*Stored data:*

<<<<

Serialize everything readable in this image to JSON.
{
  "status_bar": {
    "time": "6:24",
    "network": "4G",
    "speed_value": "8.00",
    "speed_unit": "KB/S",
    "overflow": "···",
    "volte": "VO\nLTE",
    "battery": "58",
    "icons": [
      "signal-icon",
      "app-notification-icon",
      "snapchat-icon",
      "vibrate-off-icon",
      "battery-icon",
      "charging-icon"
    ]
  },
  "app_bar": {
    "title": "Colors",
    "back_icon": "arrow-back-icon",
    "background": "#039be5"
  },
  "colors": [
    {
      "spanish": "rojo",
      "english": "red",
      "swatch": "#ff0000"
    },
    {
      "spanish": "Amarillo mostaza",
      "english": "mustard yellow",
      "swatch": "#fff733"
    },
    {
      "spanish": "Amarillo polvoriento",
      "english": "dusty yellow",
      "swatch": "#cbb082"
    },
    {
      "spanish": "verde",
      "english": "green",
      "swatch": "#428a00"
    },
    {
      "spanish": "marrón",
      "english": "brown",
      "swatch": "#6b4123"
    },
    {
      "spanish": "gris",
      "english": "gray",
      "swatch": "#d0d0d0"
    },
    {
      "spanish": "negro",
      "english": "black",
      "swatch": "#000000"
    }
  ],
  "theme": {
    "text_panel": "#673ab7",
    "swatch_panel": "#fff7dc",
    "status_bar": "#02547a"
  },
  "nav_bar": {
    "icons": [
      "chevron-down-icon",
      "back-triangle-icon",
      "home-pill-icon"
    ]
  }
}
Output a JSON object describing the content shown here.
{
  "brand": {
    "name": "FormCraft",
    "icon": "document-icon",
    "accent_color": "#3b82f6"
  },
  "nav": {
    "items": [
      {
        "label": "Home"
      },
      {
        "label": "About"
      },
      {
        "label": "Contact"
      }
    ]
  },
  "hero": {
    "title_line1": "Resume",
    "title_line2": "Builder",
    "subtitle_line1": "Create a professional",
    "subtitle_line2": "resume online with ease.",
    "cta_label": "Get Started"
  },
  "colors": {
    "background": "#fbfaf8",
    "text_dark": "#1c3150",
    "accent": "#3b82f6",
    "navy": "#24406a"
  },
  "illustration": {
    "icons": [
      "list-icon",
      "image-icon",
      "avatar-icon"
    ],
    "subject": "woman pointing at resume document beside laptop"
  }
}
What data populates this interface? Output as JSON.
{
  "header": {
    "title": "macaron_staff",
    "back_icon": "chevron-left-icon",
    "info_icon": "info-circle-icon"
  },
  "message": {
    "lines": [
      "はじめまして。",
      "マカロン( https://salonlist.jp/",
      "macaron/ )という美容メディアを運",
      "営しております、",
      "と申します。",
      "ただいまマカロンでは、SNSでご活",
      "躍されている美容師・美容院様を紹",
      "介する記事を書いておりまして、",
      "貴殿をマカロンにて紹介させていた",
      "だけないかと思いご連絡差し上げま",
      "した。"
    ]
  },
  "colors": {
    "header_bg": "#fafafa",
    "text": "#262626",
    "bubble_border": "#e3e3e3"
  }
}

>>>>

*What is required:*
Quote all of the entries verbatim.

*Answer to this problem:*
Serialize everything readable in this image to JSON.
{
  "status_bar": {
    "time": "6:24",
    "network": "4G",
    "speed_value": "8.00",
    "speed_unit": "KB/S",
    "overflow": "···",
    "volte": "VO\nLTE",
    "battery": "58",
    "icons": [
      "signal-icon",
      "app-notification-icon",
      "snapchat-icon",
      "vibrate-off-icon",
      "battery-icon",
      "charging-icon"
    ]
  },
  "app_bar": {
    "title": "Colors",
    "back_icon": "arrow-back-icon",
    "background": "#039be5"
  },
  "colors": [
    {
      "spanish": "rojo",
      "english": "red",
      "swatch": "#ff0000"
    },
    {
      "spanish": "Amarillo mostaza",
      "english": "mustard yellow",
      "swatch": "#fff733"
    },
    {
      "spanish": "Amarillo polvoriento",
      "english": "dusty yellow",
      "swatch": "#cbb082"
    },
    {
      "spanish": "verde",
      "english": "green",
      "swatch": "#428a00"
    },
    {
      "spanish": "marrón",
      "english": "brown",
      "swatch": "#6b4123"
    },
    {
      "spanish": "gris",
      "english": "gray",
      "swatch": "#d0d0d0"
    },
    {
      "spanish": "negro",
      "english": "black",
      "swatch": "#000000"
    }
  ],
  "theme": {
    "text_panel": "#673ab7",
    "swatch_panel": "#fff7dc",
    "status_bar": "#02547a"
  },
  "nav_bar": {
    "icons": [
      "chevron-down-icon",
      "back-triangle-icon",
      "home-pill-icon"
    ]
  }
}
Output a JSON object describing the content shown here.
{
  "brand": {
    "name": "FormCraft",
    "icon": "document-icon",
    "accent_color": "#3b82f6"
  },
  "nav": {
    "items": [
      {
        "label": "Home"
      },
      {
        "label": "About"
      },
      {
        "label": "Contact"
      }
    ]
  },
  "hero": {
    "title_line1": "Resume",
    "title_line2": "Builder",
    "subtitle_line1": "Create a professional",
    "subtitle_line2": "resume online with ease.",
    "cta_label": "Get Started"
  },
  "colors": {
    "background": "#fbfaf8",
    "text_dark": "#1c3150",
    "accent": "#3b82f6",
    "navy": "#24406a"
  },
  "illustration": {
    "icons": [
      "list-icon",
      "image-icon",
      "avatar-icon"
    ],
    "subject": "woman pointing at resume document beside laptop"
  }
}
What data populates this interface? Output as JSON.
{
  "header": {
    "title": "macaron_staff",
    "back_icon": "chevron-left-icon",
    "info_icon": "info-circle-icon"
  },
  "message": {
    "lines": [
      "はじめまして。",
      "マカロン( https://salonlist.jp/",
      "macaron/ )という美容メディアを運",
      "営しております、",
      "と申します。",
      "ただいまマカロンでは、SNSでご活",
      "躍されている美容師・美容院様を紹",
      "介する記事を書いておりまして、",
      "貴殿をマカロンにて紹介させていた",
      "だけないかと思いご連絡差し上げま",
      "した。"
    ]
  },
  "colors": {
    "header_bg": "#fafafa",
    "text": "#262626",
    "bubble_border": "#e3e3e3"
  }
}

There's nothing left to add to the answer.